**Exercise description:** All entries must be extracted exactly, with nothing added or dropped.

**Working data:**
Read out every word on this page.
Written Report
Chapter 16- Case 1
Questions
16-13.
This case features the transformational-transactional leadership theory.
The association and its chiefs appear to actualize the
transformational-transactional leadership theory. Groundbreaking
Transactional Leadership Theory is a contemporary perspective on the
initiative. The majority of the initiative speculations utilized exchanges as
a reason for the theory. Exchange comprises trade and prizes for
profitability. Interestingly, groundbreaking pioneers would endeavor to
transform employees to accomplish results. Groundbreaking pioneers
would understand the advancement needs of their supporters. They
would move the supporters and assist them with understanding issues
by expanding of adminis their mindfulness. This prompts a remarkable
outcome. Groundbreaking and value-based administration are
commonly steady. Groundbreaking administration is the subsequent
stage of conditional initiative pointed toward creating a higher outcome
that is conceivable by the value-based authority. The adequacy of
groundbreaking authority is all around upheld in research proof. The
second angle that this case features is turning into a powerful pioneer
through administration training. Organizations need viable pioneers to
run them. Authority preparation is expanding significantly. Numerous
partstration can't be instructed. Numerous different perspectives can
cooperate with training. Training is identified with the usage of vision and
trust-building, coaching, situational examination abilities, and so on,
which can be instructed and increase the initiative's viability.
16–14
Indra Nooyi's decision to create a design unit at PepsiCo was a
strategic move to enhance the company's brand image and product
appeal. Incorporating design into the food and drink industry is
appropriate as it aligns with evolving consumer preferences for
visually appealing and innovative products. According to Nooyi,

**Answer to the exercise:**
Read out every word on this page.
Written Report
Chapter 16- Case 1
Questions
16-13.
This case features the transformational-transactional leadership theory.
The association and its chiefs appear to actualize the
transformational-transactional leadership theory. Groundbreaking
Transactional Leadership Theory is a contemporary perspective on the
initiative. The majority of the initiative speculations utilized exchanges as
a reason for the theory. Exchange comprises trade and prizes for
profitability. Interestingly, groundbreaking pioneers would endeavor to
transform employees to accomplish results. Groundbreaking pioneers
would understand the advancement needs of their supporters. They
would move the supporters and assist them with understanding issues
by expanding of adminis their mindfulness. This prompts a remarkable
outcome. Groundbreaking and value-based administration are
commonly steady. Groundbreaking administration is the subsequent
stage of conditional initiative pointed toward creating a higher outcome
that is conceivable by the value-based authority. The adequacy of
groundbreaking authority is all around upheld in research proof. The
second angle that this case features is turning into a powerful pioneer
through administration training. Organizations need viable pioneers to
run them. Authority preparation is expanding significantly. Numerous
partstration can't be instructed. Numerous different perspectives can
cooperate with training. Training is identified with the usage of vision and
trust-building, coaching, situational examination abilities, and so on,
which can be instructed and increase the initiative's viability.
16–14
Indra Nooyi's decision to create a design unit at PepsiCo was a
strategic move to enhance the company's brand image and product
appeal. Incorporating design into the food and drink industry is
appropriate as it aligns with evolving consumer preferences for
visually appealing and innovative products. According to Nooyi,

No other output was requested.